Give back the full material, exactly as it reads.
------
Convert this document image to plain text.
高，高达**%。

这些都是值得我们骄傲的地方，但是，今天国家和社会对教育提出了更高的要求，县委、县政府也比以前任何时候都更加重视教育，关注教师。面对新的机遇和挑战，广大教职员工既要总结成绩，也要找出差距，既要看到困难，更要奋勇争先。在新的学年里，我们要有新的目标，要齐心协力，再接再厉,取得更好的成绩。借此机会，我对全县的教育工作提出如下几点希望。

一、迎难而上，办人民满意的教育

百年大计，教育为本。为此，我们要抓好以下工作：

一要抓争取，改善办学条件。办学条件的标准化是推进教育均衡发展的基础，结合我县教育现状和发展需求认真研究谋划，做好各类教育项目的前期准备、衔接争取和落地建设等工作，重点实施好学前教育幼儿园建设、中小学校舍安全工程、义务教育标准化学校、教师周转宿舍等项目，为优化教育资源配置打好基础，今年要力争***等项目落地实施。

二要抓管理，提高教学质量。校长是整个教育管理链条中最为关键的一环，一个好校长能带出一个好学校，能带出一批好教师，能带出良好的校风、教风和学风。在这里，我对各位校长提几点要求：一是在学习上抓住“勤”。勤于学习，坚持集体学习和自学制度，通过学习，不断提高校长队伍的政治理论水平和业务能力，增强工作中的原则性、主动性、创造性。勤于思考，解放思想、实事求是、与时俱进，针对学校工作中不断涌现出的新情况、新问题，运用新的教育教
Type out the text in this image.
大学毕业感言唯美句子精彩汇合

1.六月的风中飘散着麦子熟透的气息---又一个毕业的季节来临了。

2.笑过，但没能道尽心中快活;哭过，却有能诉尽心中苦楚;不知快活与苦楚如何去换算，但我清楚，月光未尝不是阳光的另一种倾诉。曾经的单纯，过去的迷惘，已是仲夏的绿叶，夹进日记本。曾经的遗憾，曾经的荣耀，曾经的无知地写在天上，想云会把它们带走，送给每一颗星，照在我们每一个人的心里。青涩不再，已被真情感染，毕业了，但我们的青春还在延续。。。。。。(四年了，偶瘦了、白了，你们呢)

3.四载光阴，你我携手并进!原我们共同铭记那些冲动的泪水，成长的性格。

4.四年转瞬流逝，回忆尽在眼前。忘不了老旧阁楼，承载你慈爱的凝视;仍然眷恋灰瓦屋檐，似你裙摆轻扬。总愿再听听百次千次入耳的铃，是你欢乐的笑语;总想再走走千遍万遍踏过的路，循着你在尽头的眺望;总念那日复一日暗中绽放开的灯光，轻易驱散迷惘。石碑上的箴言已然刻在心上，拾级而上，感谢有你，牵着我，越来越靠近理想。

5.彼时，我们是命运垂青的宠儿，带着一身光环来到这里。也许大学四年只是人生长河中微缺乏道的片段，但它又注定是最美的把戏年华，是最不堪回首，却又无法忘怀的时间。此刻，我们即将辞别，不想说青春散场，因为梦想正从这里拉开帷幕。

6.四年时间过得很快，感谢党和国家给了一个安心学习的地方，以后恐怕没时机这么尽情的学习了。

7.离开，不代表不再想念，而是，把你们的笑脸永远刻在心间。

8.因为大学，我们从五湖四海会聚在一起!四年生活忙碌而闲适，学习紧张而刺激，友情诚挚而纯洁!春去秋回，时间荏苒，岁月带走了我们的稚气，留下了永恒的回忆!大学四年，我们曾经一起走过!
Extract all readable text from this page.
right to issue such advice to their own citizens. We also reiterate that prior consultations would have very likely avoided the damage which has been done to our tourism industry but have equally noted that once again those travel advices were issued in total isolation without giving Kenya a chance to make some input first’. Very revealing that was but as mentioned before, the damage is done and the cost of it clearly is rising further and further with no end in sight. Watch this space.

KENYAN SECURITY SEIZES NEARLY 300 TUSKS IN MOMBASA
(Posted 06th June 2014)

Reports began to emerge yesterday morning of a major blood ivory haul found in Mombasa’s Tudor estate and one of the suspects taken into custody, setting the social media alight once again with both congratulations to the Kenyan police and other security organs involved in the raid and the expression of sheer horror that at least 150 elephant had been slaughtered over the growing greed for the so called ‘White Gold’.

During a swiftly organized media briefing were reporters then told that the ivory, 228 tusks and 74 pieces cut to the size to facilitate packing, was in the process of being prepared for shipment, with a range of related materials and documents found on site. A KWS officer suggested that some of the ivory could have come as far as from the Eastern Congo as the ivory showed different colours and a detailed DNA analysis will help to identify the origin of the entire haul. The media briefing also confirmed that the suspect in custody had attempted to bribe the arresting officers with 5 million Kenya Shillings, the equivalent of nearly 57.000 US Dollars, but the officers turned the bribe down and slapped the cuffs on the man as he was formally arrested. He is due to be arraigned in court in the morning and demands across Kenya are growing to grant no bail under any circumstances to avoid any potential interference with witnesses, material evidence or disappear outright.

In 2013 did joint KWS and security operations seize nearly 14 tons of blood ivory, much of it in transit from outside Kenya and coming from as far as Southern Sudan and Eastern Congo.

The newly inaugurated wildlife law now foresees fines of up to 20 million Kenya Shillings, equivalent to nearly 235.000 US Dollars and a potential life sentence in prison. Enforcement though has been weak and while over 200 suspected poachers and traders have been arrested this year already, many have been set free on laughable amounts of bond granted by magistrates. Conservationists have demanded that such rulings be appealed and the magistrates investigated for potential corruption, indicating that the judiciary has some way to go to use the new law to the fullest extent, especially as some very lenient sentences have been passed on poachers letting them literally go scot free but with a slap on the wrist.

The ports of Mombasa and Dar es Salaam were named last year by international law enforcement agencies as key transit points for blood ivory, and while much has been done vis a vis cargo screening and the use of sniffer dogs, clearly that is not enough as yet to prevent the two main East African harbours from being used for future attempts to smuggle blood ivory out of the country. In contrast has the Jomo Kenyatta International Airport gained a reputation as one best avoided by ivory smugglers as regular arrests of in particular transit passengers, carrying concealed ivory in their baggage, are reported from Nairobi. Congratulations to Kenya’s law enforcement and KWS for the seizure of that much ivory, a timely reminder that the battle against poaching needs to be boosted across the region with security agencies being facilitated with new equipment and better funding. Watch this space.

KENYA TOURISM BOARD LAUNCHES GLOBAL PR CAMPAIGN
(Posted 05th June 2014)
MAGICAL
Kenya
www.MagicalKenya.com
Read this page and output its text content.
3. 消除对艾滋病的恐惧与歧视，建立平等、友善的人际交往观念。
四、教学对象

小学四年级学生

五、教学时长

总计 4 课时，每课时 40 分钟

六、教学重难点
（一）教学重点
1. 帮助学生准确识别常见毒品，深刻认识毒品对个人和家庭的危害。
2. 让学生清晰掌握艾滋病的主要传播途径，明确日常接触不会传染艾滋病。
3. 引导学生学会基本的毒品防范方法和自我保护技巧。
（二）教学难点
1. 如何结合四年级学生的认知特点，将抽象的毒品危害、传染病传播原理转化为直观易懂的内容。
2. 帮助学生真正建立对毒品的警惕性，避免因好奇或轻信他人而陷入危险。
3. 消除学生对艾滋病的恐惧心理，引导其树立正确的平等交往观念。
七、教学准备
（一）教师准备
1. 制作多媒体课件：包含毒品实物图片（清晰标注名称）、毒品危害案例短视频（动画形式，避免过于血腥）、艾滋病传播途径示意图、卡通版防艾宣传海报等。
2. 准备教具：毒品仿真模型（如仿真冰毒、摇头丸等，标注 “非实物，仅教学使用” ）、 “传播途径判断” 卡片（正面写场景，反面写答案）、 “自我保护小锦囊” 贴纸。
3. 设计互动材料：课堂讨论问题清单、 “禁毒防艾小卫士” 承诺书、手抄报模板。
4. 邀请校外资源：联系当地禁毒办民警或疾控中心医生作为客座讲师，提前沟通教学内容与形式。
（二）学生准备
------
Task answer:
Convert this document image to plain text.
高，高达**%。

这些都是值得我们骄傲的地方，但是，今天国家和社会对教育提出了更高的要求，县委、县政府也比以前任何时候都更加重视教育，关注教师。面对新的机遇和挑战，广大教职员工既要总结成绩，也要找出差距，既要看到困难，更要奋勇争先。在新的学年里，我们要有新的目标，要齐心协力，再接再厉,取得更好的成绩。借此机会，我对全县的教育工作提出如下几点希望。

一、迎难而上，办人民满意的教育

百年大计，教育为本。为此，我们要抓好以下工作：

一要抓争取，改善办学条件。办学条件的标准化是推进教育均衡发展的基础，结合我县教育现状和发展需求认真研究谋划，做好各类教育项目的前期准备、衔接争取和落地建设等工作，重点实施好学前教育幼儿园建设、中小学校舍安全工程、义务教育标准化学校、教师周转宿舍等项目，为优化教育资源配置打好基础，今年要力争***等项目落地实施。

二要抓管理，提高教学质量。校长是整个教育管理链条中最为关键的一环，一个好校长能带出一个好学校，能带出一批好教师，能带出良好的校风、教风和学风。在这里，我对各位校长提几点要求：一是在学习上抓住“勤”。勤于学习，坚持集体学习和自学制度，通过学习，不断提高校长队伍的政治理论水平和业务能力，增强工作中的原则性、主动性、创造性。勤于思考，解放思想、实事求是、与时俱进，针对学校工作中不断涌现出的新情况、新问题，运用新的教育教
Type out the text in this image.
大学毕业感言唯美句子精彩汇合

1.六月的风中飘散着麦子熟透的气息---又一个毕业的季节来临了。

2.笑过，但没能道尽心中快活;哭过，却有能诉尽心中苦楚;不知快活与苦楚如何去换算，但我清楚，月光未尝不是阳光的另一种倾诉。曾经的单纯，过去的迷惘，已是仲夏的绿叶，夹进日记本。曾经的遗憾，曾经的荣耀，曾经的无知地写在天上，想云会把它们带走，送给每一颗星，照在我们每一个人的心里。青涩不再，已被真情感染，毕业了，但我们的青春还在延续。。。。。。(四年了，偶瘦了、白了，你们呢)

3.四载光阴，你我携手并进!原我们共同铭记那些冲动的泪水，成长的性格。

4.四年转瞬流逝，回忆尽在眼前。忘不了老旧阁楼，承载你慈爱的凝视;仍然眷恋灰瓦屋檐，似你裙摆轻扬。总愿再听听百次千次入耳的铃，是你欢乐的笑语;总想再走走千遍万遍踏过的路，循着你在尽头的眺望;总念那日复一日暗中绽放开的灯光，轻易驱散迷惘。石碑上的箴言已然刻在心上，拾级而上，感谢有你，牵着我，越来越靠近理想。

5.彼时，我们是命运垂青的宠儿，带着一身光环来到这里。也许大学四年只是人生长河中微缺乏道的片段，但它又注定是最美的把戏年华，是最不堪回首，却又无法忘怀的时间。此刻，我们即将辞别，不想说青春散场，因为梦想正从这里拉开帷幕。

6.四年时间过得很快，感谢党和国家给了一个安心学习的地方，以后恐怕没时机这么尽情的学习了。

7.离开，不代表不再想念，而是，把你们的笑脸永远刻在心间。

8.因为大学，我们从五湖四海会聚在一起!四年生活忙碌而闲适，学习紧张而刺激，友情诚挚而纯洁!春去秋回，时间荏苒，岁月带走了我们的稚气，留下了永恒的回忆!大学四年，我们曾经一起走过!
Extract all readable text from this page.
right to issue such advice to their own citizens. We also reiterate that prior consultations would have very likely avoided the damage which has been done to our tourism industry but have equally noted that once again those travel advices were issued in total isolation without giving Kenya a chance to make some input first’. Very revealing that was but as mentioned before, the damage is done and the cost of it clearly is rising further and further with no end in sight. Watch this space.

KENYAN SECURITY SEIZES NEARLY 300 TUSKS IN MOMBASA
(Posted 06th June 2014)

Reports began to emerge yesterday morning of a major blood ivory haul found in Mombasa’s Tudor estate and one of the suspects taken into custody, setting the social media alight once again with both congratulations to the Kenyan police and other security organs involved in the raid and the expression of sheer horror that at least 150 elephant had been slaughtered over the growing greed for the so called ‘White Gold’.

During a swiftly organized media briefing were reporters then told that the ivory, 228 tusks and 74 pieces cut to the size to facilitate packing, was in the process of being prepared for shipment, with a range of related materials and documents found on site. A KWS officer suggested that some of the ivory could have come as far as from the Eastern Congo as the ivory showed different colours and a detailed DNA analysis will help to identify the origin of the entire haul. The media briefing also confirmed that the suspect in custody had attempted to bribe the arresting officers with 5 million Kenya Shillings, the equivalent of nearly 57.000 US Dollars, but the officers turned the bribe down and slapped the cuffs on the man as he was formally arrested. He is due to be arraigned in court in the morning and demands across Kenya are growing to grant no bail under any circumstances to avoid any potential interference with witnesses, material evidence or disappear outright.

In 2013 did joint KWS and security operations seize nearly 14 tons of blood ivory, much of it in transit from outside Kenya and coming from as far as Southern Sudan and Eastern Congo.

The newly inaugurated wildlife law now foresees fines of up to 20 million Kenya Shillings, equivalent to nearly 235.000 US Dollars and a potential life sentence in prison. Enforcement though has been weak and while over 200 suspected poachers and traders have been arrested this year already, many have been set free on laughable amounts of bond granted by magistrates. Conservationists have demanded that such rulings be appealed and the magistrates investigated for potential corruption, indicating that the judiciary has some way to go to use the new law to the fullest extent, especially as some very lenient sentences have been passed on poachers letting them literally go scot free but with a slap on the wrist.

The ports of Mombasa and Dar es Salaam were named last year by international law enforcement agencies as key transit points for blood ivory, and while much has been done vis a vis cargo screening and the use of sniffer dogs, clearly that is not enough as yet to prevent the two main East African harbours from being used for future attempts to smuggle blood ivory out of the country. In contrast has the Jomo Kenyatta International Airport gained a reputation as one best avoided by ivory smugglers as regular arrests of in particular transit passengers, carrying concealed ivory in their baggage, are reported from Nairobi. Congratulations to Kenya’s law enforcement and KWS for the seizure of that much ivory, a timely reminder that the battle against poaching needs to be boosted across the region with security agencies being facilitated with new equipment and better funding. Watch this space.

KENYA TOURISM BOARD LAUNCHES GLOBAL PR CAMPAIGN
(Posted 05th June 2014)
MAGICAL
Kenya
www.MagicalKenya.com
Read this page and output its text content.
3. 消除对艾滋病的恐惧与歧视，建立平等、友善的人际交往观念。
四、教学对象

小学四年级学生

五、教学时长

总计 4 课时，每课时 40 分钟

六、教学重难点
（一）教学重点
1. 帮助学生准确识别常见毒品，深刻认识毒品对个人和家庭的危害。
2. 让学生清晰掌握艾滋病的主要传播途径，明确日常接触不会传染艾滋病。
3. 引导学生学会基本的毒品防范方法和自我保护技巧。
（二）教学难点
1. 如何结合四年级学生的认知特点，将抽象的毒品危害、传染病传播原理转化为直观易懂的内容。
2. 帮助学生真正建立对毒品的警惕性，避免因好奇或轻信他人而陷入危险。
3. 消除学生对艾滋病的恐惧心理，引导其树立正确的平等交往观念。
七、教学准备
（一）教师准备
1. 制作多媒体课件：包含毒品实物图片（清晰标注名称）、毒品危害案例短视频（动画形式，避免过于血腥）、艾滋病传播途径示意图、卡通版防艾宣传海报等。
2. 准备教具：毒品仿真模型（如仿真冰毒、摇头丸等，标注 “非实物，仅教学使用” ）、 “传播途径判断” 卡片（正面写场景，反面写答案）、 “自我保护小锦囊” 贴纸。
3. 设计互动材料：课堂讨论问题清单、 “禁毒防艾小卫士” 承诺书、手抄报模板。
4. 邀请校外资源：联系当地禁毒办民警或疾控中心医生作为客座讲师，提前沟通教学内容与形式。
（二）学生准备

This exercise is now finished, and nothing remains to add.